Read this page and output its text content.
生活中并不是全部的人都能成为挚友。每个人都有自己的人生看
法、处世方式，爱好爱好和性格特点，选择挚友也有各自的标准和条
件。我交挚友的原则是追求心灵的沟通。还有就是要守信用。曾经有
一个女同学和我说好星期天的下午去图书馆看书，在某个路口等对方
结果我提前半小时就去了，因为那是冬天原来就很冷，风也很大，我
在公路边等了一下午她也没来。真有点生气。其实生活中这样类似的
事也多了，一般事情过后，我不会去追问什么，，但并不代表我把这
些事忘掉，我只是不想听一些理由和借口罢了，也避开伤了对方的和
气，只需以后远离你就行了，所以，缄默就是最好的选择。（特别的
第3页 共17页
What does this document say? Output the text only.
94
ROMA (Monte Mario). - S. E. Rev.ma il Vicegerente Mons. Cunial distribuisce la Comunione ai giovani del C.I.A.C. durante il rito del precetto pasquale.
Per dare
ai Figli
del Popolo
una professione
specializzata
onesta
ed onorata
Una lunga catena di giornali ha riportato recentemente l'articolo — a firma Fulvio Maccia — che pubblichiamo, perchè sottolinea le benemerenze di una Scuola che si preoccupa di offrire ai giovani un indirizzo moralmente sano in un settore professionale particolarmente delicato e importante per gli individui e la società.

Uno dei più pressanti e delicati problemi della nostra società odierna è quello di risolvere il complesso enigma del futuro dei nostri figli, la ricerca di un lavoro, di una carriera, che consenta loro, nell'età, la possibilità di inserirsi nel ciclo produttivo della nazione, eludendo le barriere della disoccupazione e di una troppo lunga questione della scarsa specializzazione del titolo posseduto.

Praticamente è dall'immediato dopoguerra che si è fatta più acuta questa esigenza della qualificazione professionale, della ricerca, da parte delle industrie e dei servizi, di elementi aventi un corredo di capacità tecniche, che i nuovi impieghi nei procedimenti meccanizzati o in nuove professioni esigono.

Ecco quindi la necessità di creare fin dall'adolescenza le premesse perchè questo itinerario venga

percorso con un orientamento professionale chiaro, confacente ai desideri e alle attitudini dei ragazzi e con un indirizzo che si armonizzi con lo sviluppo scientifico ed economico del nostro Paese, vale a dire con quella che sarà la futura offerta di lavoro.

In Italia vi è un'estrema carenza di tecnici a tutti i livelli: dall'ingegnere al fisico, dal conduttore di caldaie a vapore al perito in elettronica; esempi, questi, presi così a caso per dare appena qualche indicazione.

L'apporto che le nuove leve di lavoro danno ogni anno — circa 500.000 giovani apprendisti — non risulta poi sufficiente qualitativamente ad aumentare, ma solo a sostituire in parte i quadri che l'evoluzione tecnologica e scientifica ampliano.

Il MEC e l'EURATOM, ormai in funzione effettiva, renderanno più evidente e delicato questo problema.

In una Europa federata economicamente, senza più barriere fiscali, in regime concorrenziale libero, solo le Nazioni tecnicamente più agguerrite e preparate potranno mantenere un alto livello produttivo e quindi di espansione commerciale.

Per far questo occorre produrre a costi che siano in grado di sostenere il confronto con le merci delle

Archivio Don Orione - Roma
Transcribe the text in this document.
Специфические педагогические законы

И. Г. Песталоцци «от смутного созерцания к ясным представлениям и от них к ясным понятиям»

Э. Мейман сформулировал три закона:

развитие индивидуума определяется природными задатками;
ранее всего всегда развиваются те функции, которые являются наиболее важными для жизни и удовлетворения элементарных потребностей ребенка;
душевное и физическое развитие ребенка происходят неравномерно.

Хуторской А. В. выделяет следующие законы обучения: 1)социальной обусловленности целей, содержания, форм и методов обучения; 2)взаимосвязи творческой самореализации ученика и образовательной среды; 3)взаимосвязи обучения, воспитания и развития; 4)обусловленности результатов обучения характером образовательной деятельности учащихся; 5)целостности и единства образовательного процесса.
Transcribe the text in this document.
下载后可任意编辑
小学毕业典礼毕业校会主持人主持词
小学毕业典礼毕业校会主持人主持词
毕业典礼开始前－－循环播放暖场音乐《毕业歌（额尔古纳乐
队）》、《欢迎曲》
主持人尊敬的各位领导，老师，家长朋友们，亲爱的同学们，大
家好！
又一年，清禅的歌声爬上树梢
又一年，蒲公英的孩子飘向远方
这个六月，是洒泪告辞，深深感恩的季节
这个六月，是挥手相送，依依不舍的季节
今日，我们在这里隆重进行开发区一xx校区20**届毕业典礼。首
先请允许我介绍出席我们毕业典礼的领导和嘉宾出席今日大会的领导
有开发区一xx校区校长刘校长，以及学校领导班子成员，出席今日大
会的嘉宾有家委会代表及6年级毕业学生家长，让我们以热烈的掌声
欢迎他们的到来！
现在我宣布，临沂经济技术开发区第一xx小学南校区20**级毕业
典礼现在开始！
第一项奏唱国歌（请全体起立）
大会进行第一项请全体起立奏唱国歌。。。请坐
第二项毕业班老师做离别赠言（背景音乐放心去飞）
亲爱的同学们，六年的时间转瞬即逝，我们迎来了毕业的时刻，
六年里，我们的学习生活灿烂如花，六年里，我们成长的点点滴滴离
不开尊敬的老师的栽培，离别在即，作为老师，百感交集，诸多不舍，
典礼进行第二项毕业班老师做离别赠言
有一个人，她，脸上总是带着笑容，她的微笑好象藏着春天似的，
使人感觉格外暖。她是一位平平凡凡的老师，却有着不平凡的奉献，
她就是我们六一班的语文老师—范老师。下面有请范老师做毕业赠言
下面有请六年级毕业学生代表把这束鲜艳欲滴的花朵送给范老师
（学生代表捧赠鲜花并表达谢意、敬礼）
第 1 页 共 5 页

WHAT NEEDS TO BE DONE ▸ Look through the entries above; copy every line holding the string "ребенка".

RESPONSE TO THE EXERCISE ▸
ранее всего всегда развиваются те функции, которые являются наиболее важными для жизни и удовлетворения элементарных потребностей ребенка;
душевное и физическое развитие ребенка происходят неравномерно.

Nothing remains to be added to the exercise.